— REQUIRED WORK —
Copy each line of the data below with the word "Drüsengruppen".

— Stored records —
***

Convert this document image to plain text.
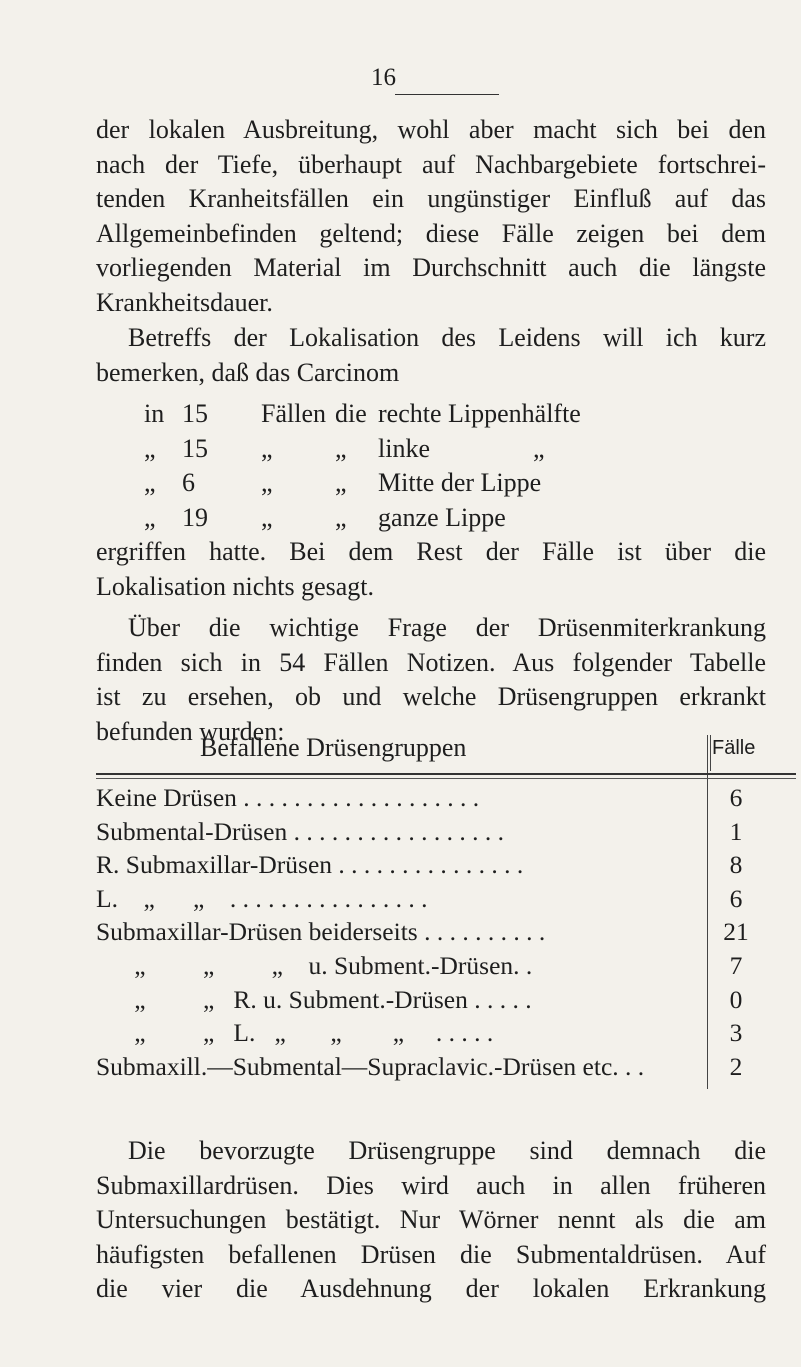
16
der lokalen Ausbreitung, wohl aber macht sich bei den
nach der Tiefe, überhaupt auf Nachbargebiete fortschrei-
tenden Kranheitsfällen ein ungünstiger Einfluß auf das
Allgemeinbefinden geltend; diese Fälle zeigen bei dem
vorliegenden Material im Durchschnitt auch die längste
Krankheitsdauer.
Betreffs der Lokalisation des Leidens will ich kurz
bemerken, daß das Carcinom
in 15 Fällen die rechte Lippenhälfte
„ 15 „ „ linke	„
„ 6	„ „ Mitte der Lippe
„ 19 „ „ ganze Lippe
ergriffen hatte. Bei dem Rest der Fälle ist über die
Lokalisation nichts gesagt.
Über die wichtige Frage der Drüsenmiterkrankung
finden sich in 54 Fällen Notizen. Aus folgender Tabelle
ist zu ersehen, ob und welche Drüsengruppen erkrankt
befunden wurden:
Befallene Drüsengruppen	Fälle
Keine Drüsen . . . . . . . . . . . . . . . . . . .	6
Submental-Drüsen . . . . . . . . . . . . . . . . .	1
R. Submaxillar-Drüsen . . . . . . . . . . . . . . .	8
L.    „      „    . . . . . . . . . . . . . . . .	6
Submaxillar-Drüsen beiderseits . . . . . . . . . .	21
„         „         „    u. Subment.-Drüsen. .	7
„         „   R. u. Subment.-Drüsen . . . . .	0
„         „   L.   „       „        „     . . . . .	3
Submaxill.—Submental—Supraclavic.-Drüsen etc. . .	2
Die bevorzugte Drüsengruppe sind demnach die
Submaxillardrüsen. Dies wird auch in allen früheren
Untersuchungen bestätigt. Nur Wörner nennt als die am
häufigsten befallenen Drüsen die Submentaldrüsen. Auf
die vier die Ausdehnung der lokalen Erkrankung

***

— REPLY —
ist zu ersehen, ob und welche Drüsengruppen erkrankt
Befallene Drüsengruppen	Fälle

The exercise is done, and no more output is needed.